(Stored data entries)
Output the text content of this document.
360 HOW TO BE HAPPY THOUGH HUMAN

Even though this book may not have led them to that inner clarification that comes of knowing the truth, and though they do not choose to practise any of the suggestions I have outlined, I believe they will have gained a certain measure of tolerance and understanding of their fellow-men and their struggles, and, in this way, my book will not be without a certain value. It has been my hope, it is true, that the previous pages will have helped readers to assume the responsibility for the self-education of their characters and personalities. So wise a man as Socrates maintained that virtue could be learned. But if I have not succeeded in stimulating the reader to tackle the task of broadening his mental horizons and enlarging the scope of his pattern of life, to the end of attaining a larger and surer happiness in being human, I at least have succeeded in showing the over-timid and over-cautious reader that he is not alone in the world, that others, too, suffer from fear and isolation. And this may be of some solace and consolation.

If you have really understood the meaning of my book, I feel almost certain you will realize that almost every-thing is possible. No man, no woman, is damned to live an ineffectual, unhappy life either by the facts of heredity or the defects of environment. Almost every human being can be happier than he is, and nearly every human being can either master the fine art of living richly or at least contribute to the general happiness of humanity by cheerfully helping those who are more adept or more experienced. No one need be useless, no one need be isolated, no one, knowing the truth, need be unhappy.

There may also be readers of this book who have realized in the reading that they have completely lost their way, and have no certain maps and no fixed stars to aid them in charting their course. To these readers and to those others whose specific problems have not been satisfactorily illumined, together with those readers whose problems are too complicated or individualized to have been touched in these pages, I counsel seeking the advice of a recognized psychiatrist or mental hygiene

» **PROBLEM DETAILS**
Write the material out again in its entirety, exactly as shown.

» **PROBLEM SOLUTION**
Output the text content of this document.
360 HOW TO BE HAPPY THOUGH HUMAN

Even though this book may not have led them to that inner clarification that comes of knowing the truth, and though they do not choose to practise any of the suggestions I have outlined, I believe they will have gained a certain measure of tolerance and understanding of their fellow-men and their struggles, and, in this way, my book will not be without a certain value. It has been my hope, it is true, that the previous pages will have helped readers to assume the responsibility for the self-education of their characters and personalities. So wise a man as Socrates maintained that virtue could be learned. But if I have not succeeded in stimulating the reader to tackle the task of broadening his mental horizons and enlarging the scope of his pattern of life, to the end of attaining a larger and surer happiness in being human, I at least have succeeded in showing the over-timid and over-cautious reader that he is not alone in the world, that others, too, suffer from fear and isolation. And this may be of some solace and consolation.

If you have really understood the meaning of my book, I feel almost certain you will realize that almost every-thing is possible. No man, no woman, is damned to live an ineffectual, unhappy life either by the facts of heredity or the defects of environment. Almost every human being can be happier than he is, and nearly every human being can either master the fine art of living richly or at least contribute to the general happiness of humanity by cheerfully helping those who are more adept or more experienced. No one need be useless, no one need be isolated, no one, knowing the truth, need be unhappy.

There may also be readers of this book who have realized in the reading that they have completely lost their way, and have no certain maps and no fixed stars to aid them in charting their course. To these readers and to those others whose specific problems have not been satisfactorily illumined, together with those readers whose problems are too complicated or individualized to have been touched in these pages, I counsel seeking the advice of a recognized psychiatrist or mental hygiene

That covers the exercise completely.